++++ SUPPLIED MATERIAL ++++
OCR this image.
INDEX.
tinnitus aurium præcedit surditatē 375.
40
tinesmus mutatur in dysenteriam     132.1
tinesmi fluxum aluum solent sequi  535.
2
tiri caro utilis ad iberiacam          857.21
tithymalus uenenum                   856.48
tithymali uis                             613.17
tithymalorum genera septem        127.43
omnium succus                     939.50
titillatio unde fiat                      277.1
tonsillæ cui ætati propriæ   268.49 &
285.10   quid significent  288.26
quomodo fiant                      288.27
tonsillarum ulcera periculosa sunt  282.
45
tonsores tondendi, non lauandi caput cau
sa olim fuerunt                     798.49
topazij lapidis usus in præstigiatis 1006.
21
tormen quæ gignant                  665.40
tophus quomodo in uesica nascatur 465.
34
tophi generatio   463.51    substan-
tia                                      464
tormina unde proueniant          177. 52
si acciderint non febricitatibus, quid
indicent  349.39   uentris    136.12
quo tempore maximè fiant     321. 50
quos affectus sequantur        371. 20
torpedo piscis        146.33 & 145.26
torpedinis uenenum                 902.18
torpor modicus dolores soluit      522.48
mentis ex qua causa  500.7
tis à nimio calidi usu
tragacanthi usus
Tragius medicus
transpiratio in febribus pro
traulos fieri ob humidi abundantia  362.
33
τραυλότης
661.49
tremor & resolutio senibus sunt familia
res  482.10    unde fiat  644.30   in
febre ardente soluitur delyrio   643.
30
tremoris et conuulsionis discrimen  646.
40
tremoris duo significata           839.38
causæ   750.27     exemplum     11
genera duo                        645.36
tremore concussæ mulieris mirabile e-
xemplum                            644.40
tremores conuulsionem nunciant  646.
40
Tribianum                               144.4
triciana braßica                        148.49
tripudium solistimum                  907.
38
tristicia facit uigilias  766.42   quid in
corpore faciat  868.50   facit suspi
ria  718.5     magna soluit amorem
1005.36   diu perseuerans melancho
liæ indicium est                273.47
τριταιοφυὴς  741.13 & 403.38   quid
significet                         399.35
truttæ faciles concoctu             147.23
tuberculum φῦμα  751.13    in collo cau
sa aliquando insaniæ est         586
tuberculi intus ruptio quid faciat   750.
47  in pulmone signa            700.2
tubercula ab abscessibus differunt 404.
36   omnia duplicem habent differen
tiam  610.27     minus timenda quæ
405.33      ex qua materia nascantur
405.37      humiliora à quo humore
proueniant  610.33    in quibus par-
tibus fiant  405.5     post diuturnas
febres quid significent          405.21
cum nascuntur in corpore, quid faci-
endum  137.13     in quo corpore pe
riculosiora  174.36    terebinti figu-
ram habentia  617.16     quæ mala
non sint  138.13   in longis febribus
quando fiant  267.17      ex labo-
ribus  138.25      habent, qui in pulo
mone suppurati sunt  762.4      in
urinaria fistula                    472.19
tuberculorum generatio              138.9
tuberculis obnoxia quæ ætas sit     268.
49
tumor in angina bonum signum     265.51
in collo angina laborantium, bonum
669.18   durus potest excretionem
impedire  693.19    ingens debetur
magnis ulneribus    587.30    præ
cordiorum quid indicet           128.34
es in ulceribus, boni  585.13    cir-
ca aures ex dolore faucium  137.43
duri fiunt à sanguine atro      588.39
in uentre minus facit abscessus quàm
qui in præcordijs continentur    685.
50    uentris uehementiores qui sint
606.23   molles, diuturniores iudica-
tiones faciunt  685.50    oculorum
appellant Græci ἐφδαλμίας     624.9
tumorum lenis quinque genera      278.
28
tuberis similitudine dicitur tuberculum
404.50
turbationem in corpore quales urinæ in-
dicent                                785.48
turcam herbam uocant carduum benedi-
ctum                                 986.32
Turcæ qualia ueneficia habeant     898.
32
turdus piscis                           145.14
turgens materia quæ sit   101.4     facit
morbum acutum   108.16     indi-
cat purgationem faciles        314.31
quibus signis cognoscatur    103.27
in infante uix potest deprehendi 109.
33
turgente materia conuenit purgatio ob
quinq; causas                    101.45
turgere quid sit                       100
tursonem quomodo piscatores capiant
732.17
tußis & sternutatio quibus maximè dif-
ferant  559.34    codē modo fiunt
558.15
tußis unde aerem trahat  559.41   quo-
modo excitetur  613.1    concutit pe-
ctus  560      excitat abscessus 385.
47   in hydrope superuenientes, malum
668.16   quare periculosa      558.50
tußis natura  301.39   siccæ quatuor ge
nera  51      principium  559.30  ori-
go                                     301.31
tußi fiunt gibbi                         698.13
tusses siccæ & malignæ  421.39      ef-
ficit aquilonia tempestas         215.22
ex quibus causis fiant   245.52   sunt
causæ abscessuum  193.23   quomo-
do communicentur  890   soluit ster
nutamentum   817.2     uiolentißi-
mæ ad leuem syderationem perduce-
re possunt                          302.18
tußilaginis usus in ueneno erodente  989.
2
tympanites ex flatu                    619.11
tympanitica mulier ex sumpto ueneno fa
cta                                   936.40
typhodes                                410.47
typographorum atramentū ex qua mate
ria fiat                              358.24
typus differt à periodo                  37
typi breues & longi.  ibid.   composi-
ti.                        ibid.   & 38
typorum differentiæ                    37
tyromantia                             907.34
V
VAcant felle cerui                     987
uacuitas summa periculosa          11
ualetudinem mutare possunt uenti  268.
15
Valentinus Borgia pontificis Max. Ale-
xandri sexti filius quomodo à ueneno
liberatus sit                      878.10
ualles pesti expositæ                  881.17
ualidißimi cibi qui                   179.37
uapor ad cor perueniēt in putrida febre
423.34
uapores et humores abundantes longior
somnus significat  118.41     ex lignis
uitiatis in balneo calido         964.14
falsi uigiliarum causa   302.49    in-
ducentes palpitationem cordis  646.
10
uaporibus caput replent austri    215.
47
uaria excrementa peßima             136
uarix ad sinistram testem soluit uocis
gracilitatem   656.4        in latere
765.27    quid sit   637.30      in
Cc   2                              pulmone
++++
Could you restate every entry verbatim, please?

OCR this image.
INDEX.
tinnitus aurium præcedit surditatē 375.
40
tinesmus mutatur in dysenteriam     132.1
tinesmi fluxum aluum solent sequi  535.
2
tiri caro utilis ad iberiacam          857.21
tithymalus uenenum                   856.48
tithymali uis                             613.17
tithymalorum genera septem        127.43
omnium succus                     939.50
titillatio unde fiat                      277.1
tonsillæ cui ætati propriæ   268.49 &
285.10   quid significent  288.26
quomodo fiant                      288.27
tonsillarum ulcera periculosa sunt  282.
45
tonsores tondendi, non lauandi caput cau
sa olim fuerunt                     798.49
topazij lapidis usus in præstigiatis 1006.
21
tormen quæ gignant                  665.40
tophus quomodo in uesica nascatur 465.
34
tophi generatio   463.51    substan-
tia                                      464
tormina unde proueniant          177. 52
si acciderint non febricitatibus, quid
indicent  349.39   uentris    136.12
quo tempore maximè fiant     321. 50
quos affectus sequantur        371. 20
torpedo piscis        146.33 & 145.26
torpedinis uenenum                 902.18
torpor modicus dolores soluit      522.48
mentis ex qua causa  500.7
tis à nimio calidi usu
tragacanthi usus
Tragius medicus
transpiratio in febribus pro
traulos fieri ob humidi abundantia  362.
33
τραυλότης
661.49
tremor & resolutio senibus sunt familia
res  482.10    unde fiat  644.30   in
febre ardente soluitur delyrio   643.
30
tremoris et conuulsionis discrimen  646.
40
tremoris duo significata           839.38
causæ   750.27     exemplum     11
genera duo                        645.36
tremore concussæ mulieris mirabile e-
xemplum                            644.40
tremores conuulsionem nunciant  646.
40
Tribianum                               144.4
triciana braßica                        148.49
tripudium solistimum                  907.
38
tristicia facit uigilias  766.42   quid in
corpore faciat  868.50   facit suspi
ria  718.5     magna soluit amorem
1005.36   diu perseuerans melancho
liæ indicium est                273.47
τριταιοφυὴς  741.13 & 403.38   quid
significet                         399.35
truttæ faciles concoctu             147.23
tuberculum φῦμα  751.13    in collo cau
sa aliquando insaniæ est         586
tuberculi intus ruptio quid faciat   750.
47  in pulmone signa            700.2
tubercula ab abscessibus differunt 404.
36   omnia duplicem habent differen
tiam  610.27     minus timenda quæ
405.33      ex qua materia nascantur
405.37      humiliora à quo humore
proueniant  610.33    in quibus par-
tibus fiant  405.5     post diuturnas
febres quid significent          405.21
cum nascuntur in corpore, quid faci-
endum  137.13     in quo corpore pe
riculosiora  174.36    terebinti figu-
ram habentia  617.16     quæ mala
non sint  138.13   in longis febribus
quando fiant  267.17      ex labo-
ribus  138.25      habent, qui in pulo
mone suppurati sunt  762.4      in
urinaria fistula                    472.19
tuberculorum generatio              138.9
tuberculis obnoxia quæ ætas sit     268.
49
tumor in angina bonum signum     265.51
in collo angina laborantium, bonum
669.18   durus potest excretionem
impedire  693.19    ingens debetur
magnis ulneribus    587.30    præ
cordiorum quid indicet           128.34
es in ulceribus, boni  585.13    cir-
ca aures ex dolore faucium  137.43
duri fiunt à sanguine atro      588.39
in uentre minus facit abscessus quàm
qui in præcordijs continentur    685.
50    uentris uehementiores qui sint
606.23   molles, diuturniores iudica-
tiones faciunt  685.50    oculorum
appellant Græci ἐφδαλμίας     624.9
tumorum lenis quinque genera      278.
28
tuberis similitudine dicitur tuberculum
404.50
turbationem in corpore quales urinæ in-
dicent                                785.48
turcam herbam uocant carduum benedi-
ctum                                 986.32
Turcæ qualia ueneficia habeant     898.
32
turdus piscis                           145.14
turgens materia quæ sit   101.4     facit
morbum acutum   108.16     indi-
cat purgationem faciles        314.31
quibus signis cognoscatur    103.27
in infante uix potest deprehendi 109.
33
turgente materia conuenit purgatio ob
quinq; causas                    101.45
turgere quid sit                       100
tursonem quomodo piscatores capiant
732.17
tußis & sternutatio quibus maximè dif-
ferant  559.34    codē modo fiunt
558.15
tußis unde aerem trahat  559.41   quo-
modo excitetur  613.1    concutit pe-
ctus  560      excitat abscessus 385.
47   in hydrope superuenientes, malum
668.16   quare periculosa      558.50
tußis natura  301.39   siccæ quatuor ge
nera  51      principium  559.30  ori-
go                                     301.31
tußi fiunt gibbi                         698.13
tusses siccæ & malignæ  421.39      ef-
ficit aquilonia tempestas         215.22
ex quibus causis fiant   245.52   sunt
causæ abscessuum  193.23   quomo-
do communicentur  890   soluit ster
nutamentum   817.2     uiolentißi-
mæ ad leuem syderationem perduce-
re possunt                          302.18
tußilaginis usus in ueneno erodente  989.
2
tympanites ex flatu                    619.11
tympanitica mulier ex sumpto ueneno fa
cta                                   936.40
typhodes                                410.47
typographorum atramentū ex qua mate
ria fiat                              358.24
typus differt à periodo                  37
typi breues & longi.  ibid.   composi-
ti.                        ibid.   & 38
typorum differentiæ                    37
tyromantia                             907.34
V
VAcant felle cerui                     987
uacuitas summa periculosa          11
ualetudinem mutare possunt uenti  268.
15
Valentinus Borgia pontificis Max. Ale-
xandri sexti filius quomodo à ueneno
liberatus sit                      878.10
ualles pesti expositæ                  881.17
ualidißimi cibi qui                   179.37
uapor ad cor perueniēt in putrida febre
423.34
uapores et humores abundantes longior
somnus significat  118.41     ex lignis
uitiatis in balneo calido         964.14
falsi uigiliarum causa   302.49    in-
ducentes palpitationem cordis  646.
10
uaporibus caput replent austri    215.
47
uaria excrementa peßima             136
uarix ad sinistram testem soluit uocis
gracilitatem   656.4        in latere
765.27    quid sit   637.30      in
Cc   2                              pulmone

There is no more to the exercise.